§ Description of the task: Take the data below and filter it for lines containing the word "certains"; show each line found.

+--

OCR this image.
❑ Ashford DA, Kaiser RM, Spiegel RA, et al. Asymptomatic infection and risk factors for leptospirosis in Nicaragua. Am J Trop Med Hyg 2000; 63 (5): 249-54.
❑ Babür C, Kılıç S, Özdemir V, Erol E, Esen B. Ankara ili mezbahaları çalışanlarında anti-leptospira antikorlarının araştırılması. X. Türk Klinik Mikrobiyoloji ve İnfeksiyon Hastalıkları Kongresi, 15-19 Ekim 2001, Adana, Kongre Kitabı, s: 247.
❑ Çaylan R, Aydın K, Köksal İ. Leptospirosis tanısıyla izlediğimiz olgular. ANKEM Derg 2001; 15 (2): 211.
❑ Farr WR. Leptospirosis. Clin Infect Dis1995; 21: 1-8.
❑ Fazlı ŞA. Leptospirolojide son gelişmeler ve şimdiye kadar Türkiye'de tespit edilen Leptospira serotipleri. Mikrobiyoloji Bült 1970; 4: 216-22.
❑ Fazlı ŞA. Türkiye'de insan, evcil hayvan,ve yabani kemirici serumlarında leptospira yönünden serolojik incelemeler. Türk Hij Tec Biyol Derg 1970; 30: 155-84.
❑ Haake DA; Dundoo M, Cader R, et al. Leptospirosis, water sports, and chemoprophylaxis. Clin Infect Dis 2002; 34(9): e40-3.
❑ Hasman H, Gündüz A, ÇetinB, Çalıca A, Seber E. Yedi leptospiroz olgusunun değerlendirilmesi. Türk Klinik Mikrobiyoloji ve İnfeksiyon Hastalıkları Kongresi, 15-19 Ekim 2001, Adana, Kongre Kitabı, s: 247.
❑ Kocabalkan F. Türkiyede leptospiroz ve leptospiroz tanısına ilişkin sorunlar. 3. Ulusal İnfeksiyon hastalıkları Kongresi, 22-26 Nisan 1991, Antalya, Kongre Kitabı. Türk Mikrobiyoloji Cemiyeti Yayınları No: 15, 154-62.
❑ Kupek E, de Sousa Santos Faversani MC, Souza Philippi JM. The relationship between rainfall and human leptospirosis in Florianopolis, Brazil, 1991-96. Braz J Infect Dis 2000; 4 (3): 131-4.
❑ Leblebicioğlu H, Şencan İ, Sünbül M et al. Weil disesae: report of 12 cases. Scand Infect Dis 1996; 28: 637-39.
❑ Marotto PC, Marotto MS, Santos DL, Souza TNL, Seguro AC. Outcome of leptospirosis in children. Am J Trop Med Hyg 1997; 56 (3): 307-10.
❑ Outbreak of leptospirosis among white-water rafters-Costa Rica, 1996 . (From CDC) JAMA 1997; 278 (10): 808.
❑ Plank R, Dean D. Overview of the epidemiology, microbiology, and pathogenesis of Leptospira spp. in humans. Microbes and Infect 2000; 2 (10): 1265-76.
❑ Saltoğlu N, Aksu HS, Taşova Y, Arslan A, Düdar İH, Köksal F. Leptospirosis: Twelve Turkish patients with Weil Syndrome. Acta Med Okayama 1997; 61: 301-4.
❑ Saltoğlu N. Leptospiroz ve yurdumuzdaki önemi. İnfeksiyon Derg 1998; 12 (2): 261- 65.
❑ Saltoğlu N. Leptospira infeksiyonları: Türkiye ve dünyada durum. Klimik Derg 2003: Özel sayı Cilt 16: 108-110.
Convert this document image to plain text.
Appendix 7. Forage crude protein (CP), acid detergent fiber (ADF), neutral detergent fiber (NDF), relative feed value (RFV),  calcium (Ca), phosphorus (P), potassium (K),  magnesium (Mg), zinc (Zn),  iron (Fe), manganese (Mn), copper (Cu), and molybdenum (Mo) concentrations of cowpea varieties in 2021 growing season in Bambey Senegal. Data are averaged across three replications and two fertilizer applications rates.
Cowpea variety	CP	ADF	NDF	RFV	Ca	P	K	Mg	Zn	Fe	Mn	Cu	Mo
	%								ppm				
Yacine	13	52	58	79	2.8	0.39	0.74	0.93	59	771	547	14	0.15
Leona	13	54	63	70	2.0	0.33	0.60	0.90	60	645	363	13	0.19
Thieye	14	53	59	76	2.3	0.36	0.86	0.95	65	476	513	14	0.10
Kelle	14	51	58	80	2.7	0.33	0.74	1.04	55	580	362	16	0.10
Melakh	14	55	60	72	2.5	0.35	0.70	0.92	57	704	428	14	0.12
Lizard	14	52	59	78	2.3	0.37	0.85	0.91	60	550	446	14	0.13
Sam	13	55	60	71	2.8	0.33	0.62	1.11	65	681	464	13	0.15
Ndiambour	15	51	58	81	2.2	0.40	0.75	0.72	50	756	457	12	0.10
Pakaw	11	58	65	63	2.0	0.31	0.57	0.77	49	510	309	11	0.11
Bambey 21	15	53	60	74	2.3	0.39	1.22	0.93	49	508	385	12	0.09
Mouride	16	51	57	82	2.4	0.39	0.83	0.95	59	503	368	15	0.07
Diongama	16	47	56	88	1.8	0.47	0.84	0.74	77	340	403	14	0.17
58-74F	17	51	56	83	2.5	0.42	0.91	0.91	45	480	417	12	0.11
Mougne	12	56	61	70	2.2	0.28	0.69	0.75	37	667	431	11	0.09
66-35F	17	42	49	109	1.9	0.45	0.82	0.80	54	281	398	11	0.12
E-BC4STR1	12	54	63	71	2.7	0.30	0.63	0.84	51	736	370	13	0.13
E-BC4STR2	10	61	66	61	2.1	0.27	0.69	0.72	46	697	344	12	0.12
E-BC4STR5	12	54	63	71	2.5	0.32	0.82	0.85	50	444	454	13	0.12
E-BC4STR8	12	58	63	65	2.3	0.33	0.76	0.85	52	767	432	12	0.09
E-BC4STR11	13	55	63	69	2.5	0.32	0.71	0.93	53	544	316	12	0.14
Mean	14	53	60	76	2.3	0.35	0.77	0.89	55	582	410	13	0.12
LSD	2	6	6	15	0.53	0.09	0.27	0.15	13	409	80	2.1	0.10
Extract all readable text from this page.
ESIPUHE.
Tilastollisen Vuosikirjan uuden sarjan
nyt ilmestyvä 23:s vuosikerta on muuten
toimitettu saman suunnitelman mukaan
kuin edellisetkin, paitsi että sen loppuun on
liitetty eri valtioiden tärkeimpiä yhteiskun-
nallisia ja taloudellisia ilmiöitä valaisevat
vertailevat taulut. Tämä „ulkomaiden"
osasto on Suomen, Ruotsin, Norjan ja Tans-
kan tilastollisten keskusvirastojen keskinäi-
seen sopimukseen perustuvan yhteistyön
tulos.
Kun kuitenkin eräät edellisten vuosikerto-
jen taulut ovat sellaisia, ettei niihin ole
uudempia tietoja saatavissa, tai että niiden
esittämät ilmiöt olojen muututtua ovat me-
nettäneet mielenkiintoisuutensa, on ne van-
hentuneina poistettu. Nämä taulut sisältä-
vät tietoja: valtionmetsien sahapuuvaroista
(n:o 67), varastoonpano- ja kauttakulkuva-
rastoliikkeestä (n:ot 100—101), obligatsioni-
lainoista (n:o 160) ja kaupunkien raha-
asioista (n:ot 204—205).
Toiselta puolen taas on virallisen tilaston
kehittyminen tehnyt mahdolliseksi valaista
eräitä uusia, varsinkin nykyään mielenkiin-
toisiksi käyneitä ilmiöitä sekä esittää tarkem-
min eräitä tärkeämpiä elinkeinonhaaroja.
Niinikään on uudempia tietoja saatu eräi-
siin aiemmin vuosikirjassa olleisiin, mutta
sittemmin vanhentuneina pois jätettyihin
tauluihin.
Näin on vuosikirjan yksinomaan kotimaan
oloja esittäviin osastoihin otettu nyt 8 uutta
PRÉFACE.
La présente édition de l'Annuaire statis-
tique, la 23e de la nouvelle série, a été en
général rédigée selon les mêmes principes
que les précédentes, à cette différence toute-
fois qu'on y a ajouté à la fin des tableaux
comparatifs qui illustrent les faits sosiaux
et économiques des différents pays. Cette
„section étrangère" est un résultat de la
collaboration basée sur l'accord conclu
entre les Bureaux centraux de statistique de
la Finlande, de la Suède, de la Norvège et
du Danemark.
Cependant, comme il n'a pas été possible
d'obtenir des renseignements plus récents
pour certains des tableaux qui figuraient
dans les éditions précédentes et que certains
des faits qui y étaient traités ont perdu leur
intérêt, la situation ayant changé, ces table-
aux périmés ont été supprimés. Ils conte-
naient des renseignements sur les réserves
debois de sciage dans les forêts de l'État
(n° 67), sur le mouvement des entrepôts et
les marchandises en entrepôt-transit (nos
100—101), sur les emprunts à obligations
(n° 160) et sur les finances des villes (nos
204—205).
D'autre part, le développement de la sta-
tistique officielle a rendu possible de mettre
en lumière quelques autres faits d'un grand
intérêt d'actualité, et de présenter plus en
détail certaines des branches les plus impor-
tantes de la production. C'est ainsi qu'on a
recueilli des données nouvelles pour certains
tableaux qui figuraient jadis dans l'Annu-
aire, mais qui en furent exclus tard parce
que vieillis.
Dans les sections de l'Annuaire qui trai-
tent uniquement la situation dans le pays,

+--

§ Answer to this task:
pour certains des tableaux qui figuraient
dans les éditions précédentes et que certains
recueilli des données nouvelles pour certains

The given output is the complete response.